[WORKING DATA start]

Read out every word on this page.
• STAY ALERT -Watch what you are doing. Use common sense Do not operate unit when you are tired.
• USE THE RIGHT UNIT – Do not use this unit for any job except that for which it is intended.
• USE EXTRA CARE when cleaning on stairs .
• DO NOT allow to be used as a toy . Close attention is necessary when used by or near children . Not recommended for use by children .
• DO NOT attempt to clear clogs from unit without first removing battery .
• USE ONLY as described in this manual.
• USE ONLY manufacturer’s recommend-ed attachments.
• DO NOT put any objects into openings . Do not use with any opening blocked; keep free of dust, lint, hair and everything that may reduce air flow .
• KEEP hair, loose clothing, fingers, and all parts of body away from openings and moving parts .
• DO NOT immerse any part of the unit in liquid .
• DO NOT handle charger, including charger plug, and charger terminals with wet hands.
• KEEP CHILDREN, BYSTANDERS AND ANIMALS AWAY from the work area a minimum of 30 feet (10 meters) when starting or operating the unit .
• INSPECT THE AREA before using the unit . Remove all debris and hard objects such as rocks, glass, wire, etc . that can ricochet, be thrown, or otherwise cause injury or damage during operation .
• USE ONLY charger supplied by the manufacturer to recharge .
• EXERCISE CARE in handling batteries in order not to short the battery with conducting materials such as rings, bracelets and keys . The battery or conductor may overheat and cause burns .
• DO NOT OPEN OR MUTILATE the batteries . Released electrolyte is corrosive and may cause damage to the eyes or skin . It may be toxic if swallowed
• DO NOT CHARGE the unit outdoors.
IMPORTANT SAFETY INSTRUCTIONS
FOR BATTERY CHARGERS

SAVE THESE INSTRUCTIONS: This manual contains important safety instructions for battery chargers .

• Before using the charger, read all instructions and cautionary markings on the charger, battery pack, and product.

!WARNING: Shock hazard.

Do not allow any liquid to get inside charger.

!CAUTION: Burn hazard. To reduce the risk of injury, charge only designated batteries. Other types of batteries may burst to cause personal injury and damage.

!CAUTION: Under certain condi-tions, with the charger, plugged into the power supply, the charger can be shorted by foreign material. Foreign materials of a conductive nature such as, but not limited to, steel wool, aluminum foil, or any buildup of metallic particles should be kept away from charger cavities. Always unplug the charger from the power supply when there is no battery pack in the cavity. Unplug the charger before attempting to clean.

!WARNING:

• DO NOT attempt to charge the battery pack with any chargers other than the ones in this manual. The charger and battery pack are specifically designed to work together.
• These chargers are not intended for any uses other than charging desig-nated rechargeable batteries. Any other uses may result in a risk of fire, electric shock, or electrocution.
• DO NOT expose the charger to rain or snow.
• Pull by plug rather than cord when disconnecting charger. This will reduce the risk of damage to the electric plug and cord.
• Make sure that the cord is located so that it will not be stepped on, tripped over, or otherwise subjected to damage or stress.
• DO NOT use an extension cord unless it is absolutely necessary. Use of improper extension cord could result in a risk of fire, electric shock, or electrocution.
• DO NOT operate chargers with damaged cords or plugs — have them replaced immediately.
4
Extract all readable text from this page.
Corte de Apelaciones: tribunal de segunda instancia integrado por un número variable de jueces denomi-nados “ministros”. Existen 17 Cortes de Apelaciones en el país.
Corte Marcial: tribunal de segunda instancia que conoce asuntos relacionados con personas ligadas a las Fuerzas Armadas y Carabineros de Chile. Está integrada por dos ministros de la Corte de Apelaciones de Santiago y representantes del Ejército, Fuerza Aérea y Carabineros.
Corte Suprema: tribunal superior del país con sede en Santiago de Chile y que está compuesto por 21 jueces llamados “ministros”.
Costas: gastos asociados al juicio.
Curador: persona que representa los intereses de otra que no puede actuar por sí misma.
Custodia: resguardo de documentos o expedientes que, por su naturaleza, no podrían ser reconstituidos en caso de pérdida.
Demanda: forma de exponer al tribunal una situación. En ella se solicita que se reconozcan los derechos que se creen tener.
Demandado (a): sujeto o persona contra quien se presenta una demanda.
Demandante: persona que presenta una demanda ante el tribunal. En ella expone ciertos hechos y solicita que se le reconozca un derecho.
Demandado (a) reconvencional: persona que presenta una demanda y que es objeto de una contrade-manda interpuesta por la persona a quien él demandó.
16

[WORKING DATA end]

STATED GOAL:
All the entries above need to be reproduced exactly.

EXERCISE ANSWER:
Read out every word on this page.
• STAY ALERT -Watch what you are doing. Use common sense Do not operate unit when you are tired.
• USE THE RIGHT UNIT – Do not use this unit for any job except that for which it is intended.
• USE EXTRA CARE when cleaning on stairs .
• DO NOT allow to be used as a toy . Close attention is necessary when used by or near children . Not recommended for use by children .
• DO NOT attempt to clear clogs from unit without first removing battery .
• USE ONLY as described in this manual.
• USE ONLY manufacturer’s recommend-ed attachments.
• DO NOT put any objects into openings . Do not use with any opening blocked; keep free of dust, lint, hair and everything that may reduce air flow .
• KEEP hair, loose clothing, fingers, and all parts of body away from openings and moving parts .
• DO NOT immerse any part of the unit in liquid .
• DO NOT handle charger, including charger plug, and charger terminals with wet hands.
• KEEP CHILDREN, BYSTANDERS AND ANIMALS AWAY from the work area a minimum of 30 feet (10 meters) when starting or operating the unit .
• INSPECT THE AREA before using the unit . Remove all debris and hard objects such as rocks, glass, wire, etc . that can ricochet, be thrown, or otherwise cause injury or damage during operation .
• USE ONLY charger supplied by the manufacturer to recharge .
• EXERCISE CARE in handling batteries in order not to short the battery with conducting materials such as rings, bracelets and keys . The battery or conductor may overheat and cause burns .
• DO NOT OPEN OR MUTILATE the batteries . Released electrolyte is corrosive and may cause damage to the eyes or skin . It may be toxic if swallowed
• DO NOT CHARGE the unit outdoors.
IMPORTANT SAFETY INSTRUCTIONS
FOR BATTERY CHARGERS

SAVE THESE INSTRUCTIONS: This manual contains important safety instructions for battery chargers .

• Before using the charger, read all instructions and cautionary markings on the charger, battery pack, and product.

!WARNING: Shock hazard.

Do not allow any liquid to get inside charger.

!CAUTION: Burn hazard. To reduce the risk of injury, charge only designated batteries. Other types of batteries may burst to cause personal injury and damage.

!CAUTION: Under certain condi-tions, with the charger, plugged into the power supply, the charger can be shorted by foreign material. Foreign materials of a conductive nature such as, but not limited to, steel wool, aluminum foil, or any buildup of metallic particles should be kept away from charger cavities. Always unplug the charger from the power supply when there is no battery pack in the cavity. Unplug the charger before attempting to clean.

!WARNING:

• DO NOT attempt to charge the battery pack with any chargers other than the ones in this manual. The charger and battery pack are specifically designed to work together.
• These chargers are not intended for any uses other than charging desig-nated rechargeable batteries. Any other uses may result in a risk of fire, electric shock, or electrocution.
• DO NOT expose the charger to rain or snow.
• Pull by plug rather than cord when disconnecting charger. This will reduce the risk of damage to the electric plug and cord.
• Make sure that the cord is located so that it will not be stepped on, tripped over, or otherwise subjected to damage or stress.
• DO NOT use an extension cord unless it is absolutely necessary. Use of improper extension cord could result in a risk of fire, electric shock, or electrocution.
• DO NOT operate chargers with damaged cords or plugs — have them replaced immediately.
4
Extract all readable text from this page.
Corte de Apelaciones: tribunal de segunda instancia integrado por un número variable de jueces denomi-nados “ministros”. Existen 17 Cortes de Apelaciones en el país.
Corte Marcial: tribunal de segunda instancia que conoce asuntos relacionados con personas ligadas a las Fuerzas Armadas y Carabineros de Chile. Está integrada por dos ministros de la Corte de Apelaciones de Santiago y representantes del Ejército, Fuerza Aérea y Carabineros.
Corte Suprema: tribunal superior del país con sede en Santiago de Chile y que está compuesto por 21 jueces llamados “ministros”.
Costas: gastos asociados al juicio.
Curador: persona que representa los intereses de otra que no puede actuar por sí misma.
Custodia: resguardo de documentos o expedientes que, por su naturaleza, no podrían ser reconstituidos en caso de pérdida.
Demanda: forma de exponer al tribunal una situación. En ella se solicita que se reconozcan los derechos que se creen tener.
Demandado (a): sujeto o persona contra quien se presenta una demanda.
Demandante: persona que presenta una demanda ante el tribunal. En ella expone ciertos hechos y solicita que se le reconozca un derecho.
Demandado (a) reconvencional: persona que presenta una demanda y que es objeto de una contrade-manda interpuesta por la persona a quien él demandó.
16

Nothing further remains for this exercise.